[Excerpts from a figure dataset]
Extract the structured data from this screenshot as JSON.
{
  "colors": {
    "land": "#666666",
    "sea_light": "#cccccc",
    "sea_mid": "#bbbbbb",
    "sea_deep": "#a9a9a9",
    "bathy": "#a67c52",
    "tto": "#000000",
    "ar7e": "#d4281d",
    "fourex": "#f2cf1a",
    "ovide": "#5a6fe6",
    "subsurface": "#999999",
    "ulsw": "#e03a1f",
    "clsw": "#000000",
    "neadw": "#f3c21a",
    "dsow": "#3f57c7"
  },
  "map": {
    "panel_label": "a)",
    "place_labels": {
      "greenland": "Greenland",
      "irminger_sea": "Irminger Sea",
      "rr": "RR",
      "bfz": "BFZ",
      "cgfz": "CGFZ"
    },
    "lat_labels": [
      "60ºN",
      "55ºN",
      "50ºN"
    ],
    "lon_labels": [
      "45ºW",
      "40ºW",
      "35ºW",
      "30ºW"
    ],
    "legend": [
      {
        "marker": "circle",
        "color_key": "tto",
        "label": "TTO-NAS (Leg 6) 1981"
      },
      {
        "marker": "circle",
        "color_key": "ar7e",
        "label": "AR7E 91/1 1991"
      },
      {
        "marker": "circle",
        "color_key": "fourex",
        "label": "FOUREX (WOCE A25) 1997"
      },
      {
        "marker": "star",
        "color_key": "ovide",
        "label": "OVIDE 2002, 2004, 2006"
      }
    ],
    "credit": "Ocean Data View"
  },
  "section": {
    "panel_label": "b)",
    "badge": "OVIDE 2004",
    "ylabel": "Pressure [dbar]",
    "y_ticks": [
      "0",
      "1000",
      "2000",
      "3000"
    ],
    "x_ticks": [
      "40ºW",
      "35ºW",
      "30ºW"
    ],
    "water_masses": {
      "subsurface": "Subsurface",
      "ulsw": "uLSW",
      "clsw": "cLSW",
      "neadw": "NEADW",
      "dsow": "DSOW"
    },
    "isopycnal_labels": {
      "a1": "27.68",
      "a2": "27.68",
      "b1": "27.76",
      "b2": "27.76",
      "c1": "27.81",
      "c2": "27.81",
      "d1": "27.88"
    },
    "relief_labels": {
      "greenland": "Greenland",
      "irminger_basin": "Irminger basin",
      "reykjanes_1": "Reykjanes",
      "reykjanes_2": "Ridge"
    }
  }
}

#### Objective
Copy out every line in the listing where the word "subsurface" appears.

#### Exercise output
    "subsurface": "#999999",
      "subsurface": "Subsurface",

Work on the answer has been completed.